## [Your objective]
Leave out every picture, and restate word for word only the lines from the one containing "Parse this screenshot: output" through the end of the material.

────────────────

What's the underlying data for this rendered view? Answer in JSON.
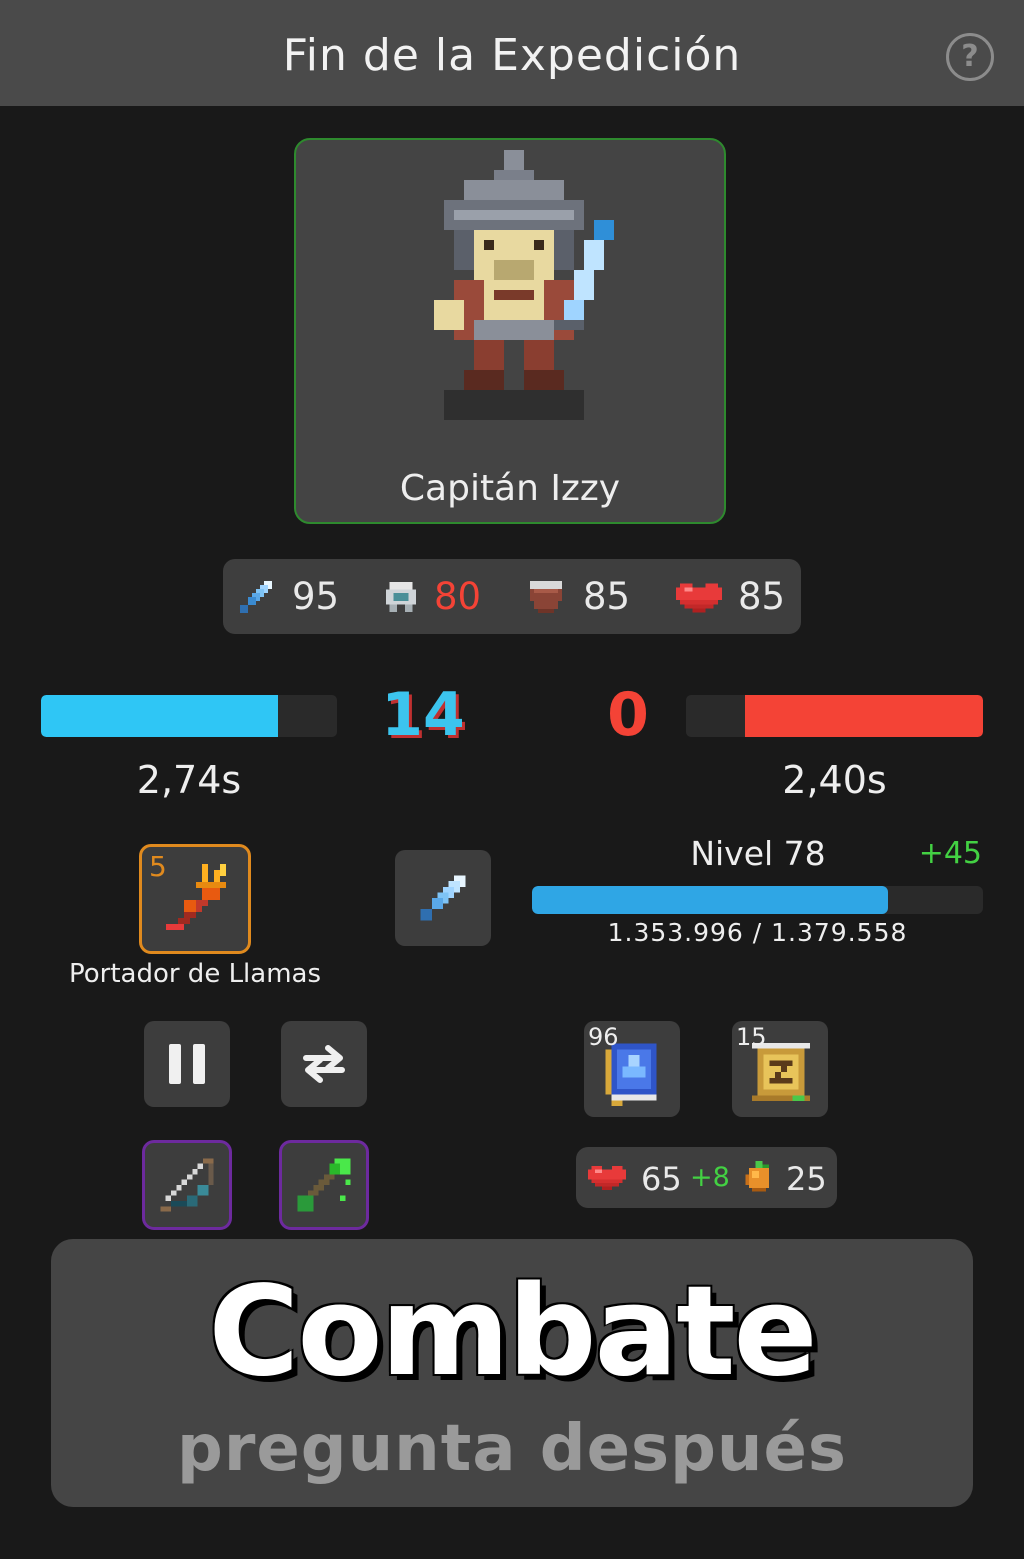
{
  "header": {
    "title": "Fin de la Expedición",
    "help_label": "?"
  },
  "hero": {
    "name": "Capitán Izzy"
  },
  "stats": {
    "attack": {
      "icon": "sword-icon",
      "value": "95"
    },
    "armor": {
      "icon": "helmet-icon",
      "value": "80",
      "color": "#f44336"
    },
    "shield": {
      "icon": "shield-icon",
      "value": "85"
    },
    "health": {
      "icon": "heart-icon",
      "value": "85"
    }
  },
  "combat": {
    "left_score": "14",
    "right_score": "0",
    "left_time": "2,74s",
    "right_time": "2,40s",
    "left_progress": 0.8,
    "right_progress": 0.8
  },
  "ability": {
    "count": "5",
    "label": "Portador de Llamas",
    "icon": "flame-trident-icon"
  },
  "level": {
    "label": "Nivel 78",
    "gain": "+45",
    "xp_text": "1.353.996 / 1.379.558",
    "xp_current": 1353996,
    "xp_max": 1379558
  },
  "items": {
    "book": {
      "count": "96",
      "icon": "spellbook-icon"
    },
    "scroll": {
      "count": "15",
      "icon": "scroll-icon"
    }
  },
  "resources": {
    "health": "65",
    "health_gain": "+8",
    "food": "25"
  },
  "banner": {
    "title": "Combate",
    "subtitle": "pregunta después"
  },
  "colors": {
    "accent_blue": "#2fc6f5",
    "enemy_red": "#f44336",
    "gain_green": "#43d143",
    "ability_orange": "#e08a1e",
    "rare_purple": "#6d2a9e"
  }
}
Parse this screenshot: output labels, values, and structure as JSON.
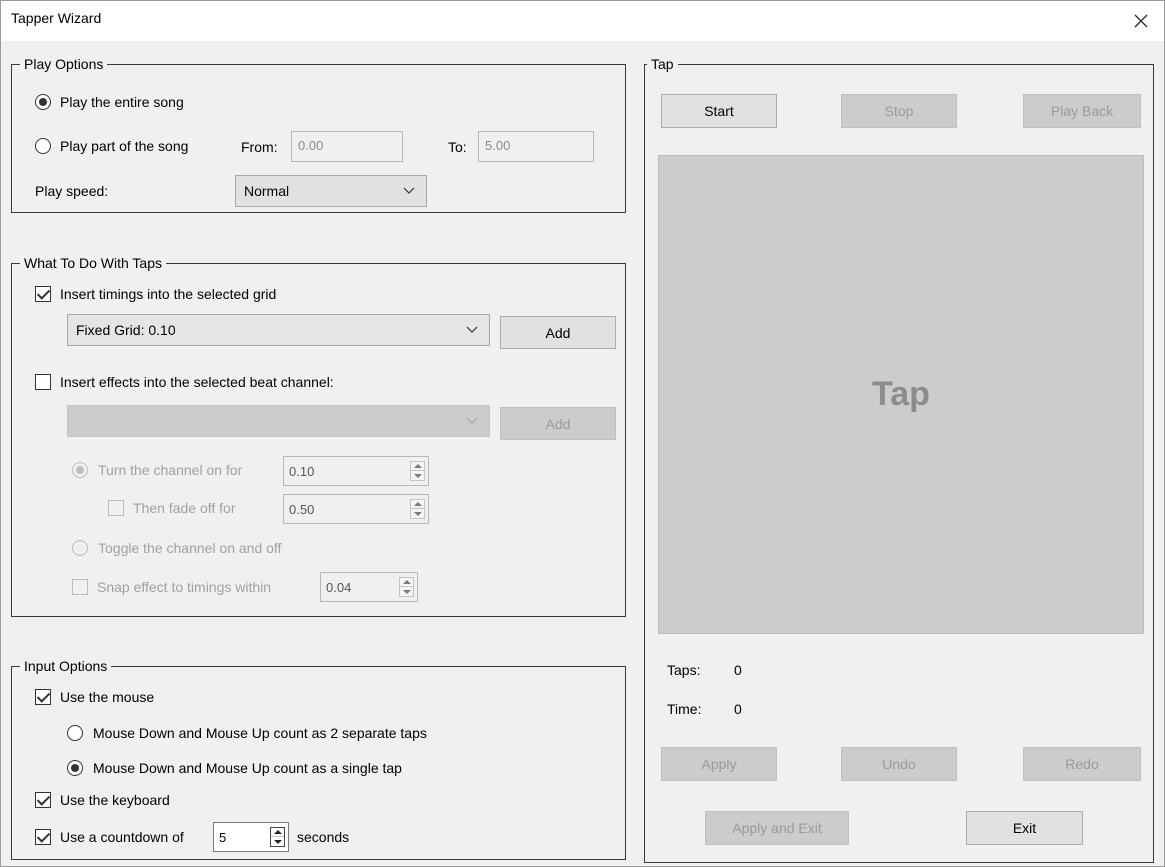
{
  "window": {
    "title": "Tapper Wizard"
  },
  "play_options": {
    "legend": "Play Options",
    "entire_song_label": "Play the entire song",
    "part_song_label": "Play part of the song",
    "from_label": "From:",
    "from_value": "0.00",
    "to_label": "To:",
    "to_value": "5.00",
    "speed_label": "Play speed:",
    "speed_value": "Normal"
  },
  "taps": {
    "legend": "What To Do With Taps",
    "insert_timings_label": "Insert timings into the selected grid",
    "grid_value": "Fixed Grid: 0.10",
    "add_label": "Add",
    "insert_effects_label": "Insert effects into the selected beat channel:",
    "effects_value": "",
    "add2_label": "Add",
    "turn_on_label": "Turn the channel on for",
    "turn_on_value": "0.10",
    "fade_label": "Then fade off for",
    "fade_value": "0.50",
    "toggle_label": "Toggle the channel on and off",
    "snap_label": "Snap effect to timings within",
    "snap_value": "0.04"
  },
  "input_options": {
    "legend": "Input Options",
    "use_mouse_label": "Use the mouse",
    "mouse_separate_label": "Mouse Down and Mouse Up count as 2 separate taps",
    "mouse_single_label": "Mouse Down and Mouse Up count as a single tap",
    "use_keyboard_label": "Use the keyboard",
    "countdown_label": "Use a countdown of",
    "countdown_value": "5",
    "seconds_label": "seconds"
  },
  "tap_panel": {
    "legend": "Tap",
    "start_label": "Start",
    "stop_label": "Stop",
    "playback_label": "Play Back",
    "tap_area_label": "Tap",
    "taps_label": "Taps:",
    "taps_value": "0",
    "time_label": "Time:",
    "time_value": "0",
    "apply_label": "Apply",
    "undo_label": "Undo",
    "redo_label": "Redo",
    "apply_exit_label": "Apply and Exit",
    "exit_label": "Exit"
  }
}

────────────────

## [Response for this exercise]
Parse this screenshot: output labels, values, and structure as JSON.
{
  "window": {
    "title": "Tapper Wizard"
  },
  "play_options": {
    "legend": "Play Options",
    "entire_song_label": "Play the entire song",
    "part_song_label": "Play part of the song",
    "from_label": "From:",
    "from_value": "0.00",
    "to_label": "To:",
    "to_value": "5.00",
    "speed_label": "Play speed:",
    "speed_value": "Normal"
  },
  "taps": {
    "legend": "What To Do With Taps",
    "insert_timings_label": "Insert timings into the selected grid",
    "grid_value": "Fixed Grid: 0.10",
    "add_label": "Add",
    "insert_effects_label": "Insert effects into the selected beat channel:",
    "effects_value": "",
    "add2_label": "Add",
    "turn_on_label": "Turn the channel on for",
    "turn_on_value": "0.10",
    "fade_label": "Then fade off for",
    "fade_value": "0.50",
    "toggle_label": "Toggle the channel on and off",
    "snap_label": "Snap effect to timings within",
    "snap_value": "0.04"
  },
  "input_options": {
    "legend": "Input Options",
    "use_mouse_label": "Use the mouse",
    "mouse_separate_label": "Mouse Down and Mouse Up count as 2 separate taps",
    "mouse_single_label": "Mouse Down and Mouse Up count as a single tap",
    "use_keyboard_label": "Use the keyboard",
    "countdown_label": "Use a countdown of",
    "countdown_value": "5",
    "seconds_label": "seconds"
  },
  "tap_panel": {
    "legend": "Tap",
    "start_label": "Start",
    "stop_label": "Stop",
    "playback_label": "Play Back",
    "tap_area_label": "Tap",
    "taps_label": "Taps:",
    "taps_value": "0",
    "time_label": "Time:",
    "time_value": "0",
    "apply_label": "Apply",
    "undo_label": "Undo",
    "redo_label": "Redo",
    "apply_exit_label": "Apply and Exit",
    "exit_label": "Exit"
  }
}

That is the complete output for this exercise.